Scan the records for the word "JSON". Copy each line that includes it.

◆ ◆ ◆ ◆

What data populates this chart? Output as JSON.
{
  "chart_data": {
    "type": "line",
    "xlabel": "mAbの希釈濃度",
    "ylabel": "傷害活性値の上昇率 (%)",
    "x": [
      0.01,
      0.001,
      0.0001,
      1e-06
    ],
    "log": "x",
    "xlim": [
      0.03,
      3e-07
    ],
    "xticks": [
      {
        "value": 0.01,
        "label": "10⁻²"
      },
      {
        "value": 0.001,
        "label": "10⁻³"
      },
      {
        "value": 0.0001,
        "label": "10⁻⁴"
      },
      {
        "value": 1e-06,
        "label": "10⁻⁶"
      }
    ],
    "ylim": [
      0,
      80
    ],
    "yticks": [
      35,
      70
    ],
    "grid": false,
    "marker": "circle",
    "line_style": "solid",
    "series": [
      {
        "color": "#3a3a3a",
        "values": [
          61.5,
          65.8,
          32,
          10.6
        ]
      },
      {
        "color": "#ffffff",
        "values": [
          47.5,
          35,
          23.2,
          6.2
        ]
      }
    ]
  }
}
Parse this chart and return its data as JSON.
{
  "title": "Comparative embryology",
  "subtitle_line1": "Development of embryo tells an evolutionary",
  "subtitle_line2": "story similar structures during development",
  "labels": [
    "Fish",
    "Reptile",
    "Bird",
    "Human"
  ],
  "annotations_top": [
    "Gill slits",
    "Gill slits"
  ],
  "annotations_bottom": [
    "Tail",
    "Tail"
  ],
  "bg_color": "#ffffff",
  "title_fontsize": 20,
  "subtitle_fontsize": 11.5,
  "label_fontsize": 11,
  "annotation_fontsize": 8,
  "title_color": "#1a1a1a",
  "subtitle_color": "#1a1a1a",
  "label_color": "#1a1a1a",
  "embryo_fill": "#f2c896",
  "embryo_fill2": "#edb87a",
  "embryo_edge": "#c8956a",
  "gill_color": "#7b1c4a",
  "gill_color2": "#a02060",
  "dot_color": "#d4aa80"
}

◆ ◆ ◆ ◆

**Response to the exercise**
What data populates this chart? Output as JSON.
Parse this chart and return its data as JSON.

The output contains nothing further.